• _SOURCE MATERIAL_
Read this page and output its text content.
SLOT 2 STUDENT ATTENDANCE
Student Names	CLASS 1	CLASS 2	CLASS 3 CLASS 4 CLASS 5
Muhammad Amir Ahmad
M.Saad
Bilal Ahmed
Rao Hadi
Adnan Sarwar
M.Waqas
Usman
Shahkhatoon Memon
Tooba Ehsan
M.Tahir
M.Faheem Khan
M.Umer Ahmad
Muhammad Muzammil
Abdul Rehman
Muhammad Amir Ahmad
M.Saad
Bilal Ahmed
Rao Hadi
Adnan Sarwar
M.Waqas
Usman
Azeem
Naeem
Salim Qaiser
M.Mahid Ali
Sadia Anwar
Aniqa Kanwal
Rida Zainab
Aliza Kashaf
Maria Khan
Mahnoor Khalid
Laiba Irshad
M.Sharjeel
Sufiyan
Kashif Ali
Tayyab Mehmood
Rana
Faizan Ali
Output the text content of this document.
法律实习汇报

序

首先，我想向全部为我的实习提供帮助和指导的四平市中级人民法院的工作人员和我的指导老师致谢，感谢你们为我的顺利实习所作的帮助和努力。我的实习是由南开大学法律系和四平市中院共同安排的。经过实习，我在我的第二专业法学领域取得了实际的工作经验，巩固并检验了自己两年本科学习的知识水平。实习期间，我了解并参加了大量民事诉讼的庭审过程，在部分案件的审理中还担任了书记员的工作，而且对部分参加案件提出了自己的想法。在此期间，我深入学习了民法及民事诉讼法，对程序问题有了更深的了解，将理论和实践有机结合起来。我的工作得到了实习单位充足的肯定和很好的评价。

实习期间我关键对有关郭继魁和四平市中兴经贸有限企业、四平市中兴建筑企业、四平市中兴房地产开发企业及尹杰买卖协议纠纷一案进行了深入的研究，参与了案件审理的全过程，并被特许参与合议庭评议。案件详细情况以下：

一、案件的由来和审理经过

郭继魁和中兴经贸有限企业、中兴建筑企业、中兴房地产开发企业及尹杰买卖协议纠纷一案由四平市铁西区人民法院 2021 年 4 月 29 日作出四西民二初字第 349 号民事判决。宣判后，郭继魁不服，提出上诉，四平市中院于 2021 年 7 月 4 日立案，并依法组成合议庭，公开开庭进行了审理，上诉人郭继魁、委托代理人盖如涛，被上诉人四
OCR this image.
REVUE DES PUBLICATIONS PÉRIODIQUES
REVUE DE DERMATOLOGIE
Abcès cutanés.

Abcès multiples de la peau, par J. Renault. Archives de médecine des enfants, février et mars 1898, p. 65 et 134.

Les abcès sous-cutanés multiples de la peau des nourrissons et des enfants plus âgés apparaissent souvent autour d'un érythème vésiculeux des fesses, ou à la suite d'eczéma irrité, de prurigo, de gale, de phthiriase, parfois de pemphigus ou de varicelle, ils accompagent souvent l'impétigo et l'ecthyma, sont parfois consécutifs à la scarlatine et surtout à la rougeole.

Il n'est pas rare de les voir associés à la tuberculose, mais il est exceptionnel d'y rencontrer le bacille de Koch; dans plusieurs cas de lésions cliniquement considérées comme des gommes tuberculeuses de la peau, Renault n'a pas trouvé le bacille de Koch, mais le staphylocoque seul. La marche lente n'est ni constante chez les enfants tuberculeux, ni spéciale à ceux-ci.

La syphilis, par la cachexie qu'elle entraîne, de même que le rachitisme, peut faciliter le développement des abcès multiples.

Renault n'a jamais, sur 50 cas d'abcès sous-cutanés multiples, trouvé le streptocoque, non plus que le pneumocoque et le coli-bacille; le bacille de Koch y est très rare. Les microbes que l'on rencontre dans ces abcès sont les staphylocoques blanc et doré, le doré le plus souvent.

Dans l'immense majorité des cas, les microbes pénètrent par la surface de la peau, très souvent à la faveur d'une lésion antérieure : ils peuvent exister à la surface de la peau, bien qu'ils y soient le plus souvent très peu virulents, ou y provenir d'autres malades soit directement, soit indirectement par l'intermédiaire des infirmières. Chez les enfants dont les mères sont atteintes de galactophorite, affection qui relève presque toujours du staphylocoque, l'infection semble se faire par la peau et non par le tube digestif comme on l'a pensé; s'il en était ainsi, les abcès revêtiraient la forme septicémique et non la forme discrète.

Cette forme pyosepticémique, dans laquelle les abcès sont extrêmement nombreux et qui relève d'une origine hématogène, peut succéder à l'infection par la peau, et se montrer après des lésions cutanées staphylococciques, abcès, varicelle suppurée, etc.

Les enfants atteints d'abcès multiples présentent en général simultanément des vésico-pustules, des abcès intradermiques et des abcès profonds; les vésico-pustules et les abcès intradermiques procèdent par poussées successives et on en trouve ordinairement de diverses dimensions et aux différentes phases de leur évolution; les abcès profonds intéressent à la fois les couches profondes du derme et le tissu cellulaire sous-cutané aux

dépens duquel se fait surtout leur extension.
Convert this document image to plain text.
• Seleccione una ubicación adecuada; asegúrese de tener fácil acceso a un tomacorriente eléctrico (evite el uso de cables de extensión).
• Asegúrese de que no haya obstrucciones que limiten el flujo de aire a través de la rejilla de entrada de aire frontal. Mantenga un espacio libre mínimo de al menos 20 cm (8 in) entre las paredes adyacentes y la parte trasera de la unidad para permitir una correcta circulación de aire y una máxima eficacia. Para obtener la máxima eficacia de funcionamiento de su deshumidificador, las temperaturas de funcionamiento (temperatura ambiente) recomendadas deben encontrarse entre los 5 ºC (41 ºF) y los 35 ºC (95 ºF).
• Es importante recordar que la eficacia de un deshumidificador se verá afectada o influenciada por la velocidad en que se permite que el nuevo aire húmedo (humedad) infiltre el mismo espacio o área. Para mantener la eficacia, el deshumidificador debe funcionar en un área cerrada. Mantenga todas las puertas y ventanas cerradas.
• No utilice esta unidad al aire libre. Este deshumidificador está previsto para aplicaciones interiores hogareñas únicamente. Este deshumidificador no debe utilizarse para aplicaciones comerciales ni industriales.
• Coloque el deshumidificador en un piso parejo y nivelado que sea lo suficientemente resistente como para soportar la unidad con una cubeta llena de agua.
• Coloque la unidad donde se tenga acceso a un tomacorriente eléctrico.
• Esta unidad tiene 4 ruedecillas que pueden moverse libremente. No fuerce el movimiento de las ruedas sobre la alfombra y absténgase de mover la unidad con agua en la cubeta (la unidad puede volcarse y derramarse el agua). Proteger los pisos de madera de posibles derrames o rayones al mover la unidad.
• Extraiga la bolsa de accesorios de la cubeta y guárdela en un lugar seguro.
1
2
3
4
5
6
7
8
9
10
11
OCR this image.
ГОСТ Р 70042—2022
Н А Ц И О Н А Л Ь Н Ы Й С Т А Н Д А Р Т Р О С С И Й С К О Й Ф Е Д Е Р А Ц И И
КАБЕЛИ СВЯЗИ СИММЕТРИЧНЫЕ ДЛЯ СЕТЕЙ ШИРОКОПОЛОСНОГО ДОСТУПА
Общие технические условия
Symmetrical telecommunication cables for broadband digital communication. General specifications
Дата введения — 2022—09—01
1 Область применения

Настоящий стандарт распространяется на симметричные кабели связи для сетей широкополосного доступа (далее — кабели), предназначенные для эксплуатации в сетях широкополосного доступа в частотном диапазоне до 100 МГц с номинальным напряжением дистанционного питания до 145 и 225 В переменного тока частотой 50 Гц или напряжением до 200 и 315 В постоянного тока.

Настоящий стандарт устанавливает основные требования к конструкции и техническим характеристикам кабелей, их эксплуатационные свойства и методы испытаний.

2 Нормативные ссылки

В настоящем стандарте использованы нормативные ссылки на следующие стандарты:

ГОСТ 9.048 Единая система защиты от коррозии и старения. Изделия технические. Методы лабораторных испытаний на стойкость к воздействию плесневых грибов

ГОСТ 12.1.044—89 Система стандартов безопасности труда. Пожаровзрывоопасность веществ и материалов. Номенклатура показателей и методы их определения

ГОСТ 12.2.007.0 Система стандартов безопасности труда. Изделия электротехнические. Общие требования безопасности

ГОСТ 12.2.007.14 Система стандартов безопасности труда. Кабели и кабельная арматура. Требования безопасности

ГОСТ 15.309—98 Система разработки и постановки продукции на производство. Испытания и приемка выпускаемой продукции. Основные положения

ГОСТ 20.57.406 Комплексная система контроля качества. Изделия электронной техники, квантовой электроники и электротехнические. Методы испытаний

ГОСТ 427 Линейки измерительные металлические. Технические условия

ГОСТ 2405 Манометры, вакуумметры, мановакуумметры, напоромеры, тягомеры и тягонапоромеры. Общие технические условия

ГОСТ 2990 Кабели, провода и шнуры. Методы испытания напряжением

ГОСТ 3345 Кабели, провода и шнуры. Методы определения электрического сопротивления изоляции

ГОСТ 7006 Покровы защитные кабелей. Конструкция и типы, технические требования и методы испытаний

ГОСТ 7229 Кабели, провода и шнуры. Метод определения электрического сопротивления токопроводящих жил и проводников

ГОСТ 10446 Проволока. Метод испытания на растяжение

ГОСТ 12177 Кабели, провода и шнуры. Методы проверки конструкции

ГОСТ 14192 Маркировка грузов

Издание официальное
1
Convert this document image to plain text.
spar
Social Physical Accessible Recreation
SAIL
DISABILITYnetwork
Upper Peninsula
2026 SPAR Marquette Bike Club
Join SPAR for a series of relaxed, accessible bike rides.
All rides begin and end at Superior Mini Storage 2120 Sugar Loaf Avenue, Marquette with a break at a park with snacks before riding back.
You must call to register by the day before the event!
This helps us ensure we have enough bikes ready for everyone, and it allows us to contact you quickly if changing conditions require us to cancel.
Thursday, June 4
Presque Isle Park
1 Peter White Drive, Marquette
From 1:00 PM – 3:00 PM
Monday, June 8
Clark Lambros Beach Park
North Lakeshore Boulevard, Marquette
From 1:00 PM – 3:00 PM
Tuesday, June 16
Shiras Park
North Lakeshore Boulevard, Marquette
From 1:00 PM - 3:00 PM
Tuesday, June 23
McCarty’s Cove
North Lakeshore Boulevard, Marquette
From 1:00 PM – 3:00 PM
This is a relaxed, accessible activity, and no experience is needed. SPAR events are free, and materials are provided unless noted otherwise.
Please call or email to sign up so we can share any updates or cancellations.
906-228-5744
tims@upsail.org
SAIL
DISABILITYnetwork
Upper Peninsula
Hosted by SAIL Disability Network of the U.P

• _SET EXERCISE_
Lines that include the word "microbes" are to be extracted from the data above.

• _COMPLETE ANSWER_
Renault n'a jamais, sur 50 cas d'abcès sous-cutanés multiples, trouvé le streptocoque, non plus que le pneumocoque et le coli-bacille; le bacille de Koch y est très rare. Les microbes que l'on rencontre dans ces abcès sont les staphylocoques blanc et doré, le doré le plus souvent.
Dans l'immense majorité des cas, les microbes pénètrent par la surface de la peau, très souvent à la faveur d'une lésion antérieure : ils peuvent exister à la surface de la peau, bien qu'ils y soient le plus souvent très peu virulents, ou y provenir d'autres malades soit directement, soit indirectement par l'intermédiaire des infirmières. Chez les enfants dont les mères sont atteintes de galactophorite, affection qui relève presque toujours du staphylocoque, l'infection semble se faire par la peau et non par le tube digestif comme on l'a pensé; s'il en était ainsi, les abcès revêtiraient la forme septicémique et non la forme discrète.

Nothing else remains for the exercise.